STATED PROBLEM: Lines containing the string "whom" are to be collected in full.

STORED ROWS:
────────────────────────────────────────

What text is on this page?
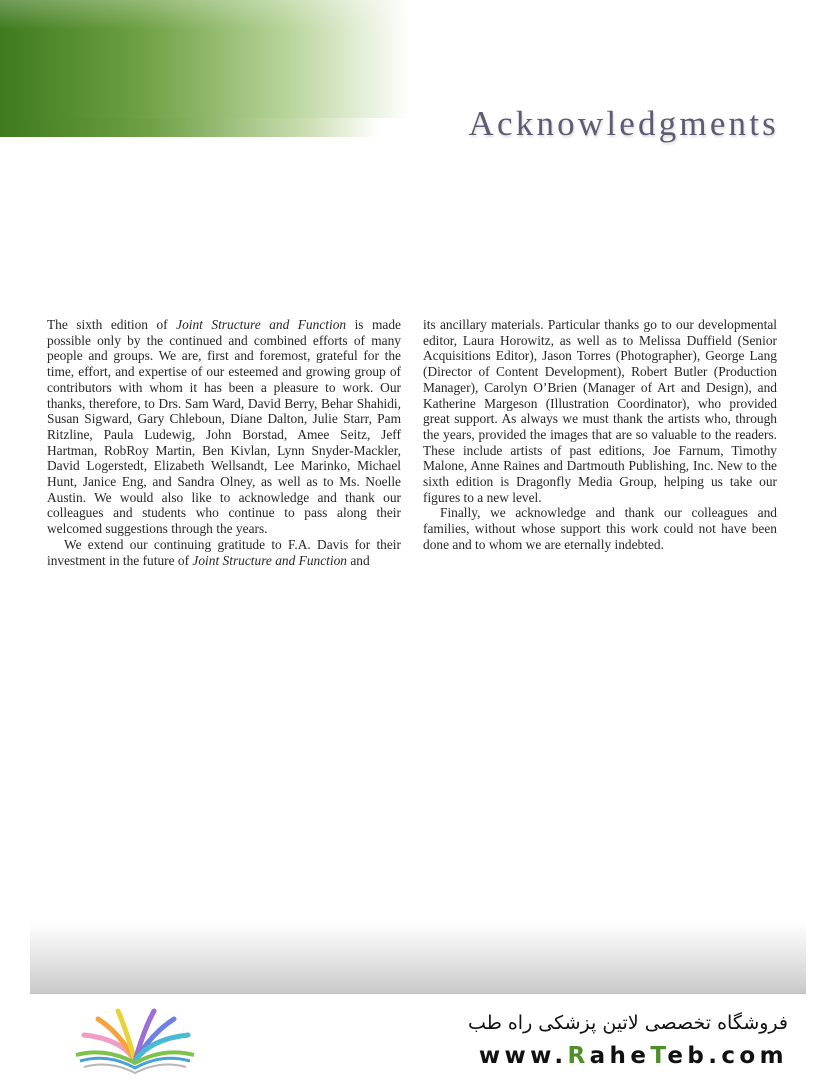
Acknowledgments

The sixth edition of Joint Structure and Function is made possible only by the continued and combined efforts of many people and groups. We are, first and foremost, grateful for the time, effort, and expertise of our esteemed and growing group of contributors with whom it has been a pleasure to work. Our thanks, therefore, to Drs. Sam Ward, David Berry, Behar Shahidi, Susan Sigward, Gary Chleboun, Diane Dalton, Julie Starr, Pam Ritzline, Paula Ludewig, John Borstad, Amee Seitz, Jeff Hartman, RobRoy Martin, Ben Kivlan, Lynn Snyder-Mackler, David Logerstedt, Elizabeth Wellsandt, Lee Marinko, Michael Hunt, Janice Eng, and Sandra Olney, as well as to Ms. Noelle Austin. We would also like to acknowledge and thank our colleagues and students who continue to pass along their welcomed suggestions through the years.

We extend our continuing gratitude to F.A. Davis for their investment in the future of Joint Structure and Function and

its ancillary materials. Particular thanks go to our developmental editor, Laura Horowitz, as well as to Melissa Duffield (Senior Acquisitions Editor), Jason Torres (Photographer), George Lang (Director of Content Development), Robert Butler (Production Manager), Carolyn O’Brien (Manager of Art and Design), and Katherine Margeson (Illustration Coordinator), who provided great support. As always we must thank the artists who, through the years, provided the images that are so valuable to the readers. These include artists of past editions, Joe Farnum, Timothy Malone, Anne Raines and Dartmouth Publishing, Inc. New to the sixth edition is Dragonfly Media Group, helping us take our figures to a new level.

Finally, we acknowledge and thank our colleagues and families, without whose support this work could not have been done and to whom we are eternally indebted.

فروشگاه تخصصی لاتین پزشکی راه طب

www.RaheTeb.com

────────────────────────────────────────

RESULT BELOW:
The sixth edition of Joint Structure and Function is made possible only by the continued and combined efforts of many people and groups. We are, first and foremost, grateful for the time, effort, and expertise of our esteemed and growing group of contributors with whom it has been a pleasure to work. Our thanks, therefore, to Drs. Sam Ward, David Berry, Behar Shahidi, Susan Sigward, Gary Chleboun, Diane Dalton, Julie Starr, Pam Ritzline, Paula Ludewig, John Borstad, Amee Seitz, Jeff Hartman, RobRoy Martin, Ben Kivlan, Lynn Snyder-Mackler, David Logerstedt, Elizabeth Wellsandt, Lee Marinko, Michael Hunt, Janice Eng, and Sandra Olney, as well as to Ms. Noelle Austin. We would also like to acknowledge and thank our colleagues and students who continue to pass along their welcomed suggestions through the years.
Finally, we acknowledge and thank our colleagues and families, without whose support this work could not have been done and to whom we are eternally indebted.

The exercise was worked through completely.